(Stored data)
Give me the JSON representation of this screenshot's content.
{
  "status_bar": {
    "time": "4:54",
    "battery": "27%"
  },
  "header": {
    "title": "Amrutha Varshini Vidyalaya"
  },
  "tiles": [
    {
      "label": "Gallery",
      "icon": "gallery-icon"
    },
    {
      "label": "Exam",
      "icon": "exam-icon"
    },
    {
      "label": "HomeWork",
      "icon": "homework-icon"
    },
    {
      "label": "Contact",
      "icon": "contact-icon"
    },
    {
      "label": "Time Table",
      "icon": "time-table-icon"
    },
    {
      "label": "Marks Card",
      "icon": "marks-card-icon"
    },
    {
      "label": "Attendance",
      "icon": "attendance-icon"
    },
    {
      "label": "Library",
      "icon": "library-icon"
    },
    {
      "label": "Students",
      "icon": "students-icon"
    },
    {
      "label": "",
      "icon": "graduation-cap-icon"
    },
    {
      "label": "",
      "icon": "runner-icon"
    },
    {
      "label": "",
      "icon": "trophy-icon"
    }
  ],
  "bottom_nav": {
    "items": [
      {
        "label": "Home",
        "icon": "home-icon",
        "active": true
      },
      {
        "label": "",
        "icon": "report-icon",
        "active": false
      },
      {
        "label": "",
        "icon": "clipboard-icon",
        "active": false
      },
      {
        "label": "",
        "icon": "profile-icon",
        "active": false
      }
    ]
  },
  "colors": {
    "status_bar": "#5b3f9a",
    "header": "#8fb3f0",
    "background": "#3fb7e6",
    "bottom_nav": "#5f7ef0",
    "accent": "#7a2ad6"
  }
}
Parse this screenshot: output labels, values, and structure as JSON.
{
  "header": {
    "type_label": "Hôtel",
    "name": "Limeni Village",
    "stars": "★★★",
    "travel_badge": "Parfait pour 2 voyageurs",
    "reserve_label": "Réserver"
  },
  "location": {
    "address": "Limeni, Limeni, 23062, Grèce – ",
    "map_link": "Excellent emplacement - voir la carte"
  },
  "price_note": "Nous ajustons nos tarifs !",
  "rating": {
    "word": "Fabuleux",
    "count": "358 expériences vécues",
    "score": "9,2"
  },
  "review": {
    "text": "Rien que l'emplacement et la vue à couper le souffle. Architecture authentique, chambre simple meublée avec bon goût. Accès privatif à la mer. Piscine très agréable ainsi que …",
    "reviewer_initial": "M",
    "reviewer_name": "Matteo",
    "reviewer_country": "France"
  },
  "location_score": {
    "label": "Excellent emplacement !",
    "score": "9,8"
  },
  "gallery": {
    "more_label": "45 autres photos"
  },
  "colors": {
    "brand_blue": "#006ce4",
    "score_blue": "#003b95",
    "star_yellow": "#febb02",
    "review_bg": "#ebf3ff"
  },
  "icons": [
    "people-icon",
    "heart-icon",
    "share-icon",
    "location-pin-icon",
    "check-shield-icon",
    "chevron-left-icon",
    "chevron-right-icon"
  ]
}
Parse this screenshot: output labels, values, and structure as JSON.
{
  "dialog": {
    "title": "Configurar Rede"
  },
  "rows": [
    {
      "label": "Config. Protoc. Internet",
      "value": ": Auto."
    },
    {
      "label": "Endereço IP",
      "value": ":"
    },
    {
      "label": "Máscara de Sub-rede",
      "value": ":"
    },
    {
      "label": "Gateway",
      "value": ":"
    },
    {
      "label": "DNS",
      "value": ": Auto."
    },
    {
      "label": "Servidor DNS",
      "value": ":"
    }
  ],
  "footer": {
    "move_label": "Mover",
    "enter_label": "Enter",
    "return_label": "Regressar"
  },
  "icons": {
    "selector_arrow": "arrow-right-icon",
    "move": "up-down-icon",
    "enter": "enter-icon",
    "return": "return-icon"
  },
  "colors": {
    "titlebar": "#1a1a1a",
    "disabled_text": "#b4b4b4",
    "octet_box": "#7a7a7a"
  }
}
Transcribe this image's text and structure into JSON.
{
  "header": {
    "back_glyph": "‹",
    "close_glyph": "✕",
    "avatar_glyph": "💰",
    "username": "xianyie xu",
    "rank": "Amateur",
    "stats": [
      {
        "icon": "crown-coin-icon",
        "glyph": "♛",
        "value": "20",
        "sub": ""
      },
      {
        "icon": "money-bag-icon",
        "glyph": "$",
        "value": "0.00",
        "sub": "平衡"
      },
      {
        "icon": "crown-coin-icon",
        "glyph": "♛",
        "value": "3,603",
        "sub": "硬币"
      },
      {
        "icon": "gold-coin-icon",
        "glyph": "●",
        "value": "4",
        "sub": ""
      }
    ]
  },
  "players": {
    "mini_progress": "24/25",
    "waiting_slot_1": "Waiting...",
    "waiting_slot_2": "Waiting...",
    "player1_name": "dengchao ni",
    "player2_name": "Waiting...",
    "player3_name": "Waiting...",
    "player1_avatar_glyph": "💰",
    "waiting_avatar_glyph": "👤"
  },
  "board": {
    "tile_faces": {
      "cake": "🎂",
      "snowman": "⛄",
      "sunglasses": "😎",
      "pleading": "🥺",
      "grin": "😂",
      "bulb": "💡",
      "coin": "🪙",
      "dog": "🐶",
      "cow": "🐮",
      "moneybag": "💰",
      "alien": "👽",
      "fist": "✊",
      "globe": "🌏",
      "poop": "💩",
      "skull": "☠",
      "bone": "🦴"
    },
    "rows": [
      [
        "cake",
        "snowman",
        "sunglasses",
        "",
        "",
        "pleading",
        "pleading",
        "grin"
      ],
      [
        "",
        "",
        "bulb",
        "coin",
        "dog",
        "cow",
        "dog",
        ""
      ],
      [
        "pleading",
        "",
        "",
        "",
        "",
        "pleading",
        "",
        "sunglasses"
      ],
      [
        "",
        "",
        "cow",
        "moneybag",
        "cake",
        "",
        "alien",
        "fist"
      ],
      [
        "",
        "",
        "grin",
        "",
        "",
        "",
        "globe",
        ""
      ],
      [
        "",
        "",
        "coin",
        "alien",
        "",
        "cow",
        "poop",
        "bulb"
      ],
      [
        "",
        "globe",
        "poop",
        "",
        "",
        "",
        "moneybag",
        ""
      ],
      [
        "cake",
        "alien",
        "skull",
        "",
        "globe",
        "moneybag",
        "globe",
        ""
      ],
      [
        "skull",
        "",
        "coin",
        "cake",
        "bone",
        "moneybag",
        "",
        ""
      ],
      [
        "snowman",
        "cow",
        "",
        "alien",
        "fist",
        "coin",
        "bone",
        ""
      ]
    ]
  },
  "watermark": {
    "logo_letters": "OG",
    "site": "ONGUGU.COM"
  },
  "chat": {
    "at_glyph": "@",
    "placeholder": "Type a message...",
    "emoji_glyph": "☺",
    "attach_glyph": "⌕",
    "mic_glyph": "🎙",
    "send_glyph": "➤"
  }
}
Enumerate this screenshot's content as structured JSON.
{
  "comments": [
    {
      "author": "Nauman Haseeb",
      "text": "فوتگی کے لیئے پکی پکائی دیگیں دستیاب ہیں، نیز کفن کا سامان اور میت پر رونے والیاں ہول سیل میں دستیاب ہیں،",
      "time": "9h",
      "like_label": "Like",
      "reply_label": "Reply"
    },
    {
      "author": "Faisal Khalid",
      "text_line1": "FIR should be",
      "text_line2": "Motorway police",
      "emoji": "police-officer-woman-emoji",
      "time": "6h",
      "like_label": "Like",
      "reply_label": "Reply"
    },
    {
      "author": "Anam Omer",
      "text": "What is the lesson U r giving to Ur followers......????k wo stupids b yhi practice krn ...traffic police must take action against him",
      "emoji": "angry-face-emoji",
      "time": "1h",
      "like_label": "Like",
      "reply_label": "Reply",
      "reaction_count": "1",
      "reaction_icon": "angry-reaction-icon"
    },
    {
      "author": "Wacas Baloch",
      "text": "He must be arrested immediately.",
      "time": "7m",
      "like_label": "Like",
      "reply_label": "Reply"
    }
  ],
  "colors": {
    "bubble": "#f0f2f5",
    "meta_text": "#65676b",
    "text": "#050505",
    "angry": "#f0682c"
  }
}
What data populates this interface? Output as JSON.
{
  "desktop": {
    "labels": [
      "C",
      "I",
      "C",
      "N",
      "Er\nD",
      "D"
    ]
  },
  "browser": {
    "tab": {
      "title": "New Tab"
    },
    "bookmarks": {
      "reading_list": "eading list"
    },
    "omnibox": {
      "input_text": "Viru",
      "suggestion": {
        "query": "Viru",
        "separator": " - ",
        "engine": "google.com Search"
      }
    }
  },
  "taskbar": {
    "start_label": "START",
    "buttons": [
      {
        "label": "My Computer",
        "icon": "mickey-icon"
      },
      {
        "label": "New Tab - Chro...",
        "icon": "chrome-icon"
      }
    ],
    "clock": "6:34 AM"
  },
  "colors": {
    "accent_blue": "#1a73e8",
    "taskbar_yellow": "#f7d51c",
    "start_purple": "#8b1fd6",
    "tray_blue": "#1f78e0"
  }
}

_Required work:_ Your task is to reproduce, exactly and exclusively, the lines from the one holding "What data populates" through the final line of the listing.

_Result:_
What data populates this interface? Output as JSON.
{
  "desktop": {
    "labels": [
      "C",
      "I",
      "C",
      "N",
      "Er\nD",
      "D"
    ]
  },
  "browser": {
    "tab": {
      "title": "New Tab"
    },
    "bookmarks": {
      "reading_list": "eading list"
    },
    "omnibox": {
      "input_text": "Viru",
      "suggestion": {
        "query": "Viru",
        "separator": " - ",
        "engine": "google.com Search"
      }
    }
  },
  "taskbar": {
    "start_label": "START",
    "buttons": [
      {
        "label": "My Computer",
        "icon": "mickey-icon"
      },
      {
        "label": "New Tab - Chro...",
        "icon": "chrome-icon"
      }
    ],
    "clock": "6:34 AM"
  },
  "colors": {
    "accent_blue": "#1a73e8",
    "taskbar_yellow": "#f7d51c",
    "start_purple": "#8b1fd6",
    "tray_blue": "#1f78e0"
  }
}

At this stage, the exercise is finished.